* Exercise *
All of the records below must be output exactly, with no pictures carried over.

* Task inputs *
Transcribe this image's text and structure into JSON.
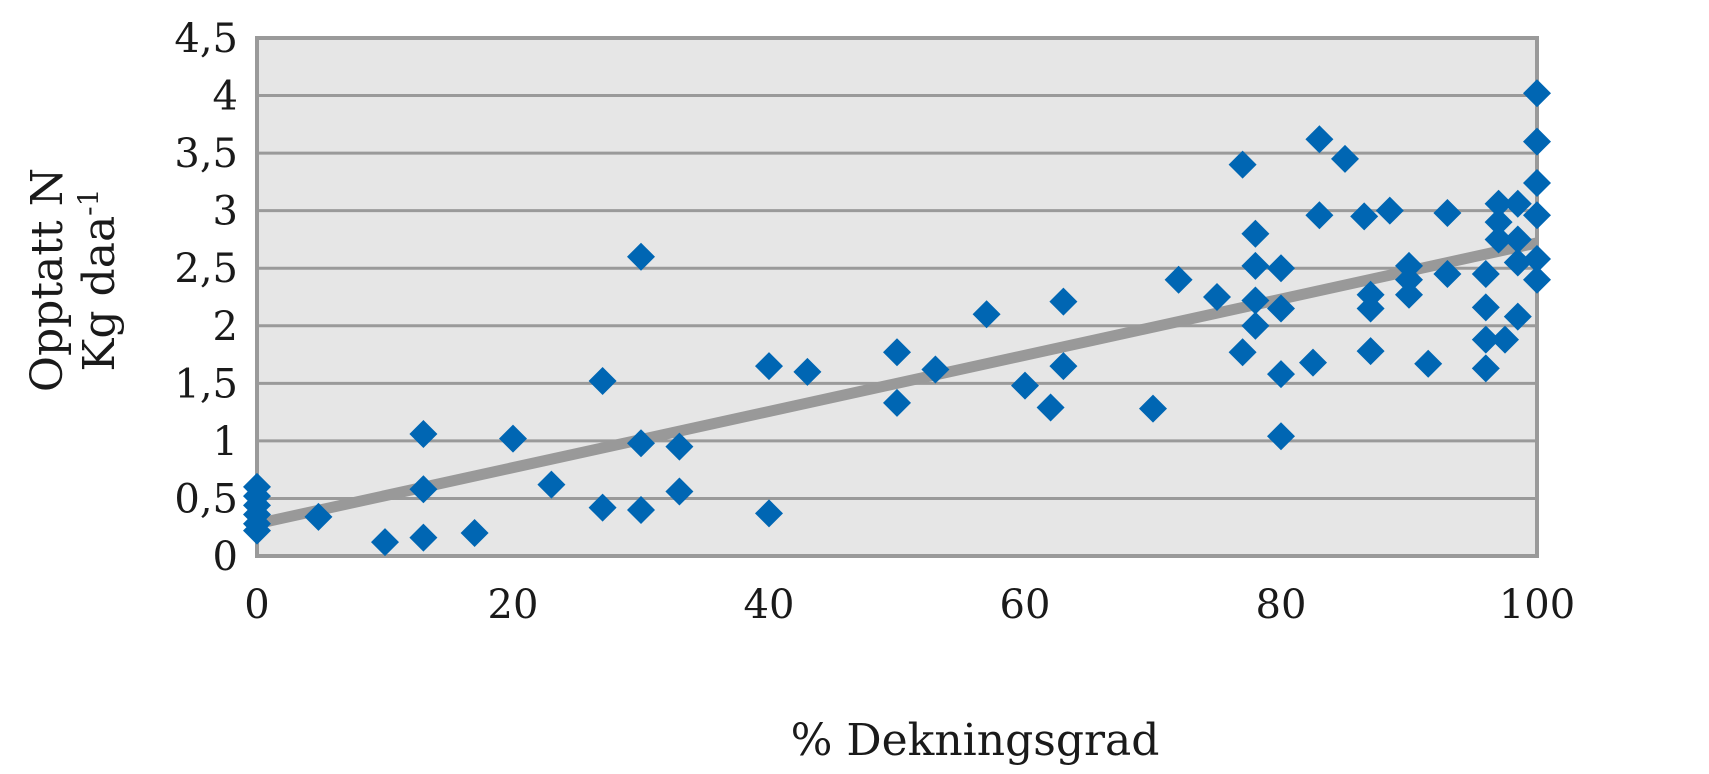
{
  "chart_data": {
    "type": "scatter",
    "title": "",
    "xlabel": "% Dekningsgrad",
    "ylabel_line1": "Opptatt N",
    "ylabel_line2_base": "Kg daa",
    "ylabel_line2_sup": "-1",
    "xlim": [
      0,
      100
    ],
    "ylim": [
      0,
      4.5
    ],
    "xticks": [
      0,
      20,
      40,
      60,
      80,
      100
    ],
    "yticks": [
      0,
      0.5,
      1,
      1.5,
      2,
      2.5,
      3,
      3.5,
      4,
      4.5
    ],
    "xtick_labels": [
      "0",
      "20",
      "40",
      "60",
      "80",
      "100"
    ],
    "ytick_labels": [
      "0",
      "0,5",
      "1",
      "1,5",
      "2",
      "2,5",
      "3",
      "3,5",
      "4",
      "4,5"
    ],
    "grid": "horizontal",
    "legend": "none",
    "colors": {
      "points": "#0066b3",
      "trendline": "#999999",
      "plot_background": "#e6e6e6",
      "gridlines": "#9a9a9a"
    },
    "trendline": {
      "x": [
        0,
        100
      ],
      "y": [
        0.28,
        2.72
      ]
    },
    "series": [
      {
        "points": [
          [
            0,
            0.6
          ],
          [
            0,
            0.52
          ],
          [
            0,
            0.44
          ],
          [
            0,
            0.36
          ],
          [
            0,
            0.28
          ],
          [
            0,
            0.22
          ],
          [
            4.8,
            0.34
          ],
          [
            10,
            0.12
          ],
          [
            13,
            1.06
          ],
          [
            13,
            0.58
          ],
          [
            13,
            0.16
          ],
          [
            17,
            0.2
          ],
          [
            20,
            1.02
          ],
          [
            23,
            0.62
          ],
          [
            27,
            1.52
          ],
          [
            27,
            0.42
          ],
          [
            30,
            2.6
          ],
          [
            30,
            0.98
          ],
          [
            30,
            0.4
          ],
          [
            33,
            0.95
          ],
          [
            33,
            0.56
          ],
          [
            40,
            1.65
          ],
          [
            40,
            0.37
          ],
          [
            43,
            1.6
          ],
          [
            50,
            1.77
          ],
          [
            50,
            1.33
          ],
          [
            53,
            1.62
          ],
          [
            57,
            2.1
          ],
          [
            60,
            1.48
          ],
          [
            62,
            1.29
          ],
          [
            63,
            2.21
          ],
          [
            63,
            1.65
          ],
          [
            70,
            1.28
          ],
          [
            72,
            2.4
          ],
          [
            75,
            2.25
          ],
          [
            77,
            3.4
          ],
          [
            77,
            1.77
          ],
          [
            78,
            2.8
          ],
          [
            78,
            2.52
          ],
          [
            78,
            2.22
          ],
          [
            78,
            2.0
          ],
          [
            80,
            1.58
          ],
          [
            80,
            2.5
          ],
          [
            80,
            2.15
          ],
          [
            80,
            1.04
          ],
          [
            82.5,
            1.68
          ],
          [
            83,
            3.62
          ],
          [
            83,
            2.96
          ],
          [
            85,
            3.45
          ],
          [
            86.5,
            2.95
          ],
          [
            87,
            2.27
          ],
          [
            87,
            2.15
          ],
          [
            87,
            1.78
          ],
          [
            88.5,
            3.0
          ],
          [
            90,
            2.52
          ],
          [
            90,
            2.4
          ],
          [
            90,
            2.27
          ],
          [
            91.5,
            1.67
          ],
          [
            93,
            2.98
          ],
          [
            93,
            2.45
          ],
          [
            96,
            2.45
          ],
          [
            96,
            2.16
          ],
          [
            96,
            1.88
          ],
          [
            96,
            1.63
          ],
          [
            97,
            3.06
          ],
          [
            97,
            2.9
          ],
          [
            97,
            2.75
          ],
          [
            97.5,
            1.88
          ],
          [
            98.5,
            3.06
          ],
          [
            98.5,
            2.75
          ],
          [
            98.5,
            2.55
          ],
          [
            98.5,
            2.08
          ],
          [
            100,
            4.02
          ],
          [
            100,
            3.6
          ],
          [
            100,
            3.24
          ],
          [
            100,
            2.96
          ],
          [
            100,
            2.58
          ],
          [
            100,
            2.4
          ]
        ]
      }
    ]
  }
}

* Solution *
Transcribe this image's text and structure into JSON.
{
  "chart_data": {
    "type": "scatter",
    "title": "",
    "xlabel": "% Dekningsgrad",
    "ylabel_line1": "Opptatt N",
    "ylabel_line2_base": "Kg daa",
    "ylabel_line2_sup": "-1",
    "xlim": [
      0,
      100
    ],
    "ylim": [
      0,
      4.5
    ],
    "xticks": [
      0,
      20,
      40,
      60,
      80,
      100
    ],
    "yticks": [
      0,
      0.5,
      1,
      1.5,
      2,
      2.5,
      3,
      3.5,
      4,
      4.5
    ],
    "xtick_labels": [
      "0",
      "20",
      "40",
      "60",
      "80",
      "100"
    ],
    "ytick_labels": [
      "0",
      "0,5",
      "1",
      "1,5",
      "2",
      "2,5",
      "3",
      "3,5",
      "4",
      "4,5"
    ],
    "grid": "horizontal",
    "legend": "none",
    "colors": {
      "points": "#0066b3",
      "trendline": "#999999",
      "plot_background": "#e6e6e6",
      "gridlines": "#9a9a9a"
    },
    "trendline": {
      "x": [
        0,
        100
      ],
      "y": [
        0.28,
        2.72
      ]
    },
    "series": [
      {
        "points": [
          [
            0,
            0.6
          ],
          [
            0,
            0.52
          ],
          [
            0,
            0.44
          ],
          [
            0,
            0.36
          ],
          [
            0,
            0.28
          ],
          [
            0,
            0.22
          ],
          [
            4.8,
            0.34
          ],
          [
            10,
            0.12
          ],
          [
            13,
            1.06
          ],
          [
            13,
            0.58
          ],
          [
            13,
            0.16
          ],
          [
            17,
            0.2
          ],
          [
            20,
            1.02
          ],
          [
            23,
            0.62
          ],
          [
            27,
            1.52
          ],
          [
            27,
            0.42
          ],
          [
            30,
            2.6
          ],
          [
            30,
            0.98
          ],
          [
            30,
            0.4
          ],
          [
            33,
            0.95
          ],
          [
            33,
            0.56
          ],
          [
            40,
            1.65
          ],
          [
            40,
            0.37
          ],
          [
            43,
            1.6
          ],
          [
            50,
            1.77
          ],
          [
            50,
            1.33
          ],
          [
            53,
            1.62
          ],
          [
            57,
            2.1
          ],
          [
            60,
            1.48
          ],
          [
            62,
            1.29
          ],
          [
            63,
            2.21
          ],
          [
            63,
            1.65
          ],
          [
            70,
            1.28
          ],
          [
            72,
            2.4
          ],
          [
            75,
            2.25
          ],
          [
            77,
            3.4
          ],
          [
            77,
            1.77
          ],
          [
            78,
            2.8
          ],
          [
            78,
            2.52
          ],
          [
            78,
            2.22
          ],
          [
            78,
            2.0
          ],
          [
            80,
            1.58
          ],
          [
            80,
            2.5
          ],
          [
            80,
            2.15
          ],
          [
            80,
            1.04
          ],
          [
            82.5,
            1.68
          ],
          [
            83,
            3.62
          ],
          [
            83,
            2.96
          ],
          [
            85,
            3.45
          ],
          [
            86.5,
            2.95
          ],
          [
            87,
            2.27
          ],
          [
            87,
            2.15
          ],
          [
            87,
            1.78
          ],
          [
            88.5,
            3.0
          ],
          [
            90,
            2.52
          ],
          [
            90,
            2.4
          ],
          [
            90,
            2.27
          ],
          [
            91.5,
            1.67
          ],
          [
            93,
            2.98
          ],
          [
            93,
            2.45
          ],
          [
            96,
            2.45
          ],
          [
            96,
            2.16
          ],
          [
            96,
            1.88
          ],
          [
            96,
            1.63
          ],
          [
            97,
            3.06
          ],
          [
            97,
            2.9
          ],
          [
            97,
            2.75
          ],
          [
            97.5,
            1.88
          ],
          [
            98.5,
            3.06
          ],
          [
            98.5,
            2.75
          ],
          [
            98.5,
            2.55
          ],
          [
            98.5,
            2.08
          ],
          [
            100,
            4.02
          ],
          [
            100,
            3.6
          ],
          [
            100,
            3.24
          ],
          [
            100,
            2.96
          ],
          [
            100,
            2.58
          ],
          [
            100,
            2.4
          ]
        ]
      }
    ]
  }
}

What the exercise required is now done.